Exercise instructions: Keep writing the article about Apple hiring wearable computing expert Richard DeVaul, picking up right after its last sentence.

*** Opening Text passage ***

In an interesting hire, Apple has quietly brought a wearable computing expert on board as a Senior Prototype Engineer and put him to work on a secret program. Computerworld's Seth Weintraub has learned
that Richard DeVaul, the developer of StepTrakLite and graduate of the Massachusetts Institute of Technology, will be working for top Apple designer Jonathan Ive. According to the report, only nine people - including Ive and Steve Jobs - know about the project. Weintraub only found out about it by looking at DeVaul's LinkedIn profile
DeVaul worked at the Borglab at MIT developing "new techniques of human-computer interaction for body-worn applications." The MIThril project
worked with body-worn computation, sensing, and networking hardware integrated into a vest as a way of prototyping what "wearable computing" might be used for, and the best way to do development and user interface design for such a platform. Rich DeVaul's Memory Glasses project
was about a "wearable, proactive, context-aware memory aid" that used "squirt" active infrared tags to recognize people, places and things and project information on a heads-up display. DeVaul started up AWare Technologies after he got his Ph.D. from MIT, and delivered monitoring programs for the US Army, DARPA, and Olympic organizations. AWare developed an app, StepTrakLite
, that uses the accelerometer on an iPhone or iPod touch to accurately count the number of steps a user takes and determine the exercise intensity.

*** Closing Text passage ***
*** Opening Information shown ***

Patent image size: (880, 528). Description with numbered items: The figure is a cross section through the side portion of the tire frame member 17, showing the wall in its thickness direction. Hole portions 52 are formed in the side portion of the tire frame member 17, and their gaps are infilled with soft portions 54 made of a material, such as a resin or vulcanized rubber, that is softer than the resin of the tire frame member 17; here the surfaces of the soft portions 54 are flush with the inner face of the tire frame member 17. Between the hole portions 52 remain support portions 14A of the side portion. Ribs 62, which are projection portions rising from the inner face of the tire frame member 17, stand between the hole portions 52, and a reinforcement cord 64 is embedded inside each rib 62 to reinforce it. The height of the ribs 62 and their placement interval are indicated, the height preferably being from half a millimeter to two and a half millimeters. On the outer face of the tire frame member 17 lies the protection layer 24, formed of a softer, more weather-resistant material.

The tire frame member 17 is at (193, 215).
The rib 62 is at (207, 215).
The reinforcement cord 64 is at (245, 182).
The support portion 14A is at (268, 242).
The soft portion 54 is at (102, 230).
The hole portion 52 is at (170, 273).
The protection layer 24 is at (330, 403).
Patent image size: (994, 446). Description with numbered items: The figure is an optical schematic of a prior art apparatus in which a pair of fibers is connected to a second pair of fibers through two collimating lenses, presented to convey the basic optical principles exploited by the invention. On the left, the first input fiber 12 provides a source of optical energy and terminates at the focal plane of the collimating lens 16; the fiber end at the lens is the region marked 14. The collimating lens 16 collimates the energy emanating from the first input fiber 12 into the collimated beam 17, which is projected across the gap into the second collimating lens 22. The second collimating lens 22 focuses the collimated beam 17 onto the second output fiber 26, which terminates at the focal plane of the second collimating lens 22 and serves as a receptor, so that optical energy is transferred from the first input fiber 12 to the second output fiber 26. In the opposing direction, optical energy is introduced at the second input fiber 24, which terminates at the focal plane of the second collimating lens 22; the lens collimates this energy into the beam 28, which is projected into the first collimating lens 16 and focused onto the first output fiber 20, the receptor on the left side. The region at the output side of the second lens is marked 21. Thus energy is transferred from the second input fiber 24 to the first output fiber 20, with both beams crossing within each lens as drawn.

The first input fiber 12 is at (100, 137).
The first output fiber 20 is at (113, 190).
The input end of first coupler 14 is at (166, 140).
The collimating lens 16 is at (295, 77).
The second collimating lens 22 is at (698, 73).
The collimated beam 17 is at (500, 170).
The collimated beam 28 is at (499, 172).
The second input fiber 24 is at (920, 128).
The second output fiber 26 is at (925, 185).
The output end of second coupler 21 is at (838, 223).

*** Closing Information shown ***

Task output:
At Apple, Devaul works directly under Jonathan Ive, who was the principal designer of the iMac, aluminum and titanium PowerBook G4, MacBook, unibody MacBook Pro, iPod, iPhone, and iPad. The project is so secret, Computerworld
says, that "only seven people besides Ive and CEO Steve Jobs know what he is doing." Apple has been getting patents for wearable technology that indicate that the company at least has a research program for things like heads-up displays
and non-handheld portable devices
Apple has consistently shown that they can create markets by innovating whole new classes of products. The iPhone changed the way people think about mobile computing, and if Apple doesn't epically FAIL with the iPad, it will be yet another paradigm shifting product. So even if we're years away from something like "iGlasses" or whatever DeVaul is working on, Apple's clearly already thinking about that future.